• Task statement: Report every line below that holds the word "JSON".
─── Input records ───
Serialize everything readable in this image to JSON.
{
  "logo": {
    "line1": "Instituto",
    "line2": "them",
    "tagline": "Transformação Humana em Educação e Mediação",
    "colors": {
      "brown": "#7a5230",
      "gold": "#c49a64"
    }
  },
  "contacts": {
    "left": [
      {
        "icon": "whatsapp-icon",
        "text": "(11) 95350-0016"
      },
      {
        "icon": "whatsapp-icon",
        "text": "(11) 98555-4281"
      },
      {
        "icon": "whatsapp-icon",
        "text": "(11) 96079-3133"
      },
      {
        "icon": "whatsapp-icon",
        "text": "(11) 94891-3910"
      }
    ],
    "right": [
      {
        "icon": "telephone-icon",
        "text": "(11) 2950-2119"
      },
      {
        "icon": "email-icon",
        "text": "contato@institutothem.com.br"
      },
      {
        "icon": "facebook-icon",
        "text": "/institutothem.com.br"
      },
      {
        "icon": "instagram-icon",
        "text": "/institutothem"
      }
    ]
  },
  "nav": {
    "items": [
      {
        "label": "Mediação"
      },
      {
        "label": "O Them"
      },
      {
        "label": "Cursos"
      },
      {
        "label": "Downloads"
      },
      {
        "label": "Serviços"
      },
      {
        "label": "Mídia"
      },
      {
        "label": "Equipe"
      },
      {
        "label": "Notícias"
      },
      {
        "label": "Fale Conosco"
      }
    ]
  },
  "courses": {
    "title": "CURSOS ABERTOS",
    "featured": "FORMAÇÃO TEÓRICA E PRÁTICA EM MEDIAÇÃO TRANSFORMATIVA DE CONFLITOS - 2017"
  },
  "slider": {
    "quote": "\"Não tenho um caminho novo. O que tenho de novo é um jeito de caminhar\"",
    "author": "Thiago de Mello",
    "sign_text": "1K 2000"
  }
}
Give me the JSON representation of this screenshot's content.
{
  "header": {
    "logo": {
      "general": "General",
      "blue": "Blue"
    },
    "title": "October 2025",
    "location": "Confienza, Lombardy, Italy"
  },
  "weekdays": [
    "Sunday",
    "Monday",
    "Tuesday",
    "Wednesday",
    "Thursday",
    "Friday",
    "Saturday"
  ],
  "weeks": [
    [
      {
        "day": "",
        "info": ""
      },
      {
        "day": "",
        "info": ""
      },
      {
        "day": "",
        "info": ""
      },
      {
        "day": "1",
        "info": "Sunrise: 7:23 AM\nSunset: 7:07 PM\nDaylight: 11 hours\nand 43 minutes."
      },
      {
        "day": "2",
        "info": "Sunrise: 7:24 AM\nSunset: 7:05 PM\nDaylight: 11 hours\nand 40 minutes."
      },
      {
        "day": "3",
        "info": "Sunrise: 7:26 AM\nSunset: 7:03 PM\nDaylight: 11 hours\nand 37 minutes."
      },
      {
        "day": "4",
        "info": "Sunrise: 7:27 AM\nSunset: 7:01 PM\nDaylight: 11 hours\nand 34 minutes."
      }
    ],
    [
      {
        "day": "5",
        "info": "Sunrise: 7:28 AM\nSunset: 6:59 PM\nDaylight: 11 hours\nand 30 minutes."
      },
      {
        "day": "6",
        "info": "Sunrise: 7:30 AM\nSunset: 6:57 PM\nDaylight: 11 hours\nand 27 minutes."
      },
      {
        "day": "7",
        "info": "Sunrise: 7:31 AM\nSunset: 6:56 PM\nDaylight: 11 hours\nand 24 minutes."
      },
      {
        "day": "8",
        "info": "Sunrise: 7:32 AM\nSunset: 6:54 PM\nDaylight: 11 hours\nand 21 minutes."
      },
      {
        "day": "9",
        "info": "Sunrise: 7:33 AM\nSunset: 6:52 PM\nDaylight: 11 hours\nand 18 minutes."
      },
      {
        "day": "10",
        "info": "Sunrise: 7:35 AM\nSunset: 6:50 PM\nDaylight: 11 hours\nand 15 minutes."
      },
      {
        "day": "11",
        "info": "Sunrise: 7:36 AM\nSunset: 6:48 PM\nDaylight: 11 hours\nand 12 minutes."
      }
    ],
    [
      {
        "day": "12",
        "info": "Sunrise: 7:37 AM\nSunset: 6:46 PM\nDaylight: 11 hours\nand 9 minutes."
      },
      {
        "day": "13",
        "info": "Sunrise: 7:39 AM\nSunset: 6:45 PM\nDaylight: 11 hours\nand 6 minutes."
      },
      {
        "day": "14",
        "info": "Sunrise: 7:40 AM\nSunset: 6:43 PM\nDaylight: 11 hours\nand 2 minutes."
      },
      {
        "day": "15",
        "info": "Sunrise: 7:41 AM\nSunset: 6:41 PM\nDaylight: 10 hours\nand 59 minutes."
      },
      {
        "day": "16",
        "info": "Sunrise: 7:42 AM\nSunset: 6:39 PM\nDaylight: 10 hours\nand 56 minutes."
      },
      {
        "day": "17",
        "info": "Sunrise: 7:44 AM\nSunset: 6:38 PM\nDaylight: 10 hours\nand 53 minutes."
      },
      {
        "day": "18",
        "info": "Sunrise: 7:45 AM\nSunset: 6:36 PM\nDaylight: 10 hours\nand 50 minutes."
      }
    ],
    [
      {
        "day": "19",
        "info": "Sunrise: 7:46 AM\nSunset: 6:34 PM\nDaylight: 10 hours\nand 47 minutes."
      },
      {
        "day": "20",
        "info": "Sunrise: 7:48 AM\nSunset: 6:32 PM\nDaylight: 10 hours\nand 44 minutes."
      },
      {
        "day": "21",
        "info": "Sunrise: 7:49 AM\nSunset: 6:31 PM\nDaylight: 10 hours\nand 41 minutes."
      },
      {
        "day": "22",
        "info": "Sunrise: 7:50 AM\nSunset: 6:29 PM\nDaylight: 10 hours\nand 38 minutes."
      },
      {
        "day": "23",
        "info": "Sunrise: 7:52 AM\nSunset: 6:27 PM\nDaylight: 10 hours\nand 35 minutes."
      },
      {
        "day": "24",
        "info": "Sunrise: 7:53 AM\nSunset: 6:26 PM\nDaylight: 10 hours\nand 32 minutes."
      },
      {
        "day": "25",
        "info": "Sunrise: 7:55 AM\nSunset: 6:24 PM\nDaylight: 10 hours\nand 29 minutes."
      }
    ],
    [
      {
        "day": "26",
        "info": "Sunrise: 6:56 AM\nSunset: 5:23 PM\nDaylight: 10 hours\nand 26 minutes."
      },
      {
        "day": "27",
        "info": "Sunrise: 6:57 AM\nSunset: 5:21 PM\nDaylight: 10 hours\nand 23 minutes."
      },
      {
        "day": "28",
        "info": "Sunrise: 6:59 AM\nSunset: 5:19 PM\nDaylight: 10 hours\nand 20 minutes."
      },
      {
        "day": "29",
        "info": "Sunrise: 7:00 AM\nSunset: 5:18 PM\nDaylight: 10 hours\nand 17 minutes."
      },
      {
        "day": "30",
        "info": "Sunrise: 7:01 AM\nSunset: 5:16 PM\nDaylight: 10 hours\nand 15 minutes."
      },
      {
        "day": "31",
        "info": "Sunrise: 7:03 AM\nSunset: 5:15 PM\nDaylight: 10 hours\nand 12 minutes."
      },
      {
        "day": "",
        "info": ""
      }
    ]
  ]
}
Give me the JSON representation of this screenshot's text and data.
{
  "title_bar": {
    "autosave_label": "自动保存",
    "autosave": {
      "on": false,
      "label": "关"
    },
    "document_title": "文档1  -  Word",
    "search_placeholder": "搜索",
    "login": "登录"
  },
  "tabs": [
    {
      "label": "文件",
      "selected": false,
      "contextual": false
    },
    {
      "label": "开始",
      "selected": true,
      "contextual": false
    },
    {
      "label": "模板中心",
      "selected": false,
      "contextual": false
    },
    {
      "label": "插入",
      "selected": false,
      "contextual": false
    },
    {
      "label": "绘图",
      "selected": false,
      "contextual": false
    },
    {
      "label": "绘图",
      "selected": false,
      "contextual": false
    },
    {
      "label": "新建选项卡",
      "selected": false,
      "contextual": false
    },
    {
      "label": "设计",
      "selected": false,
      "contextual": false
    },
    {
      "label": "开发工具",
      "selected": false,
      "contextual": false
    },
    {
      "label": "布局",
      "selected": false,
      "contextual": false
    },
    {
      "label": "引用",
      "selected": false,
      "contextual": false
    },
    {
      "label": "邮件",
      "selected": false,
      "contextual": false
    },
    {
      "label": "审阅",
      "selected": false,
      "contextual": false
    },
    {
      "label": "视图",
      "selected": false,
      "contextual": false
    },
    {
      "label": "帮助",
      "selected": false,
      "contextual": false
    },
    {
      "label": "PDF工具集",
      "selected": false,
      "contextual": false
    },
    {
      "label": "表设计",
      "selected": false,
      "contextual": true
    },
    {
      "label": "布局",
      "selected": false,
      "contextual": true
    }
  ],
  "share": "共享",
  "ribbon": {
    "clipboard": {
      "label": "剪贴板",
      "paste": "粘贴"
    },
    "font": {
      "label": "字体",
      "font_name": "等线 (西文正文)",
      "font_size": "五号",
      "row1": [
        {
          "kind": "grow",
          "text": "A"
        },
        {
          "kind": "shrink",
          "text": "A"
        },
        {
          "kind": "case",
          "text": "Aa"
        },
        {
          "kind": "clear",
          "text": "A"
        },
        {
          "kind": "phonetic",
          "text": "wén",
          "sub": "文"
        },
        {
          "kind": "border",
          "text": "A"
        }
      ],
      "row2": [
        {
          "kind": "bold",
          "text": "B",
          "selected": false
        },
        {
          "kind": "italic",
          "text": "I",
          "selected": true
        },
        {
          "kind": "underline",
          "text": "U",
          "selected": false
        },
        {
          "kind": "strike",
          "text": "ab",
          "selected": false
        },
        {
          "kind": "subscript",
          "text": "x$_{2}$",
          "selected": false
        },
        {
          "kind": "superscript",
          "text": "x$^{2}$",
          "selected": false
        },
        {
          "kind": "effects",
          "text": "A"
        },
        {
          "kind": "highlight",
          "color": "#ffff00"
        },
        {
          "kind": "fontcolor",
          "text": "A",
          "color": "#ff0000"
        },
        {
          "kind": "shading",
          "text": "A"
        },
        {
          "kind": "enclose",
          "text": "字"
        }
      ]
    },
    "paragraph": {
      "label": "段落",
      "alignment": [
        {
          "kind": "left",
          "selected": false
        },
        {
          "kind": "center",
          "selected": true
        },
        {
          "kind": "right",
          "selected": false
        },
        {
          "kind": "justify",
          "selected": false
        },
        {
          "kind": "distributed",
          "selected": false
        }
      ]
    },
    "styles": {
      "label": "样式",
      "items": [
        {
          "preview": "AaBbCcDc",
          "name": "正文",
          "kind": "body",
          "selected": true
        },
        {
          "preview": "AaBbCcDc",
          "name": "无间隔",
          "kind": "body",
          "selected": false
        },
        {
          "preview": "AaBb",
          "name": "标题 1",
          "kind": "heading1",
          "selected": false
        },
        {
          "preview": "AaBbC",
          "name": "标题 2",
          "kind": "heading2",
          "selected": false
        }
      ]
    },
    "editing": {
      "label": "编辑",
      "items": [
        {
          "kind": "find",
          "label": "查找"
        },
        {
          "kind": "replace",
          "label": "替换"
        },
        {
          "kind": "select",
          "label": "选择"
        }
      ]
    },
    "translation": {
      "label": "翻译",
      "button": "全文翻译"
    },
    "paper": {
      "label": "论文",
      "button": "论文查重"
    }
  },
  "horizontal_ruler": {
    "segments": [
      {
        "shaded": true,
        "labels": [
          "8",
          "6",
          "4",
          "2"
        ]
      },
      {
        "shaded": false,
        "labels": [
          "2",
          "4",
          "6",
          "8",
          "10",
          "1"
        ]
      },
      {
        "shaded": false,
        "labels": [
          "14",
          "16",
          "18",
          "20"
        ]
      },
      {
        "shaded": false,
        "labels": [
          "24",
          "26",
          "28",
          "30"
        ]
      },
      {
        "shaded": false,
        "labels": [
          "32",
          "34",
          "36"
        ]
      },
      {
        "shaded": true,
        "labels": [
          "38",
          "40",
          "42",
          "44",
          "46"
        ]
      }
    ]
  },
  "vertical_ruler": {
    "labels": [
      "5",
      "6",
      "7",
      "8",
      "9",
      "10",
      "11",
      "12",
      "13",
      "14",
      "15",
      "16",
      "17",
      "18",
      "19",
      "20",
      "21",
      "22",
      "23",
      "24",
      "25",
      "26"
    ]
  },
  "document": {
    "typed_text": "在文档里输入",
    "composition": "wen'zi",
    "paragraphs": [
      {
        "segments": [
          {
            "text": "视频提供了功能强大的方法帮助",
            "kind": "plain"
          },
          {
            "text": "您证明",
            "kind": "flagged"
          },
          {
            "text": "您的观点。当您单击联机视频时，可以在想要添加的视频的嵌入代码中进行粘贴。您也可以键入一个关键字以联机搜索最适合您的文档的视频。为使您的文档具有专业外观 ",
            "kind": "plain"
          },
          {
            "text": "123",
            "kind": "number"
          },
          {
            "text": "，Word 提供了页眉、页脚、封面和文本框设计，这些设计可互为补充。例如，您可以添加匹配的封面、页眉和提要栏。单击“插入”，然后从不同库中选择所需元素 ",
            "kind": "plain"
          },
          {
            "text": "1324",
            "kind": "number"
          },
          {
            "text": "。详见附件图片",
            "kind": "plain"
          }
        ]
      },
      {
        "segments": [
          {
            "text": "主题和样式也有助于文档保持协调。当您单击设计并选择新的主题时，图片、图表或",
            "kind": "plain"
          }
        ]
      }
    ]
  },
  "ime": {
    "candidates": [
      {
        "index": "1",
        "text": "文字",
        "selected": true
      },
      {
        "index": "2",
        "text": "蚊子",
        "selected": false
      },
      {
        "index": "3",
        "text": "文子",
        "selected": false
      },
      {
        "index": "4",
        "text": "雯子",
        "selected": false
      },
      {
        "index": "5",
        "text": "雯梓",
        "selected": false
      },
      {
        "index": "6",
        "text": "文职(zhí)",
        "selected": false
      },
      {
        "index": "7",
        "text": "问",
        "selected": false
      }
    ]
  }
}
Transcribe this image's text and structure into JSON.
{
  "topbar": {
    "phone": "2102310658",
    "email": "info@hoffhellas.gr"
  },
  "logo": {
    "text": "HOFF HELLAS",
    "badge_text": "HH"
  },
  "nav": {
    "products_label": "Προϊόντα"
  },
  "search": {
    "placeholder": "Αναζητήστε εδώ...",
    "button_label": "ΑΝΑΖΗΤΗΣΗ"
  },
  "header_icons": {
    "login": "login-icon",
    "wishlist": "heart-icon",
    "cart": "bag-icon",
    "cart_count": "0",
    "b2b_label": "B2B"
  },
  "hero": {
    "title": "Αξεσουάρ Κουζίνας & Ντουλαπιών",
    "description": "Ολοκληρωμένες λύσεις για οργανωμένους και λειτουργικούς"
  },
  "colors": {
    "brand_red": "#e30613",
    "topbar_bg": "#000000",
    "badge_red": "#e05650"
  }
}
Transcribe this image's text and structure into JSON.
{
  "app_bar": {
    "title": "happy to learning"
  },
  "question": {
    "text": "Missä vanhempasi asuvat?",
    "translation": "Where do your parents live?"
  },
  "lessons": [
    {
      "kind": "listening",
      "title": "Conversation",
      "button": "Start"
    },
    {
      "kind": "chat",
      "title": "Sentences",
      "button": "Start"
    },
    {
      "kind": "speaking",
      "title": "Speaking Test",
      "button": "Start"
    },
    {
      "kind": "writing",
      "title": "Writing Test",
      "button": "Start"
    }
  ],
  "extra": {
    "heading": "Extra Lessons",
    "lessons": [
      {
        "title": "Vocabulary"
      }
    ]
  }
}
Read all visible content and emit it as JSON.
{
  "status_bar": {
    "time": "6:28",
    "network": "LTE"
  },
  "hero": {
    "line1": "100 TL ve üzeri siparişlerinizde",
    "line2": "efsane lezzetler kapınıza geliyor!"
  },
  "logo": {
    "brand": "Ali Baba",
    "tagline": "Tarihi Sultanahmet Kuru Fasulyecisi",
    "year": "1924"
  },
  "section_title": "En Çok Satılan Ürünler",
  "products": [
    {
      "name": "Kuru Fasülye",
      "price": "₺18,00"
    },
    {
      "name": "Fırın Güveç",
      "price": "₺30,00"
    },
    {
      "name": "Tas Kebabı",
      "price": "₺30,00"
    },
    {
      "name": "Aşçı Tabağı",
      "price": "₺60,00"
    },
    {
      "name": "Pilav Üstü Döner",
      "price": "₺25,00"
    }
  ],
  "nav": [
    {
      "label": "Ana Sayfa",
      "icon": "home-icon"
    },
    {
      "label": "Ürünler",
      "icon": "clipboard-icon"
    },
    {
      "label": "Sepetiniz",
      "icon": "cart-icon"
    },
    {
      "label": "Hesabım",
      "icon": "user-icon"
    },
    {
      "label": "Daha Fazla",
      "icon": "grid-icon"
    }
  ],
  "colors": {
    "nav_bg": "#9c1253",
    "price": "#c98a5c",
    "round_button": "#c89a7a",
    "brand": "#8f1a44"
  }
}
───
• Correct response:
Serialize everything readable in this image to JSON.
Give me the JSON representation of this screenshot's content.
Give me the JSON representation of this screenshot's text and data.
Transcribe this image's text and structure into JSON.
Transcribe this image's text and structure into JSON.
Read all visible content and emit it as JSON.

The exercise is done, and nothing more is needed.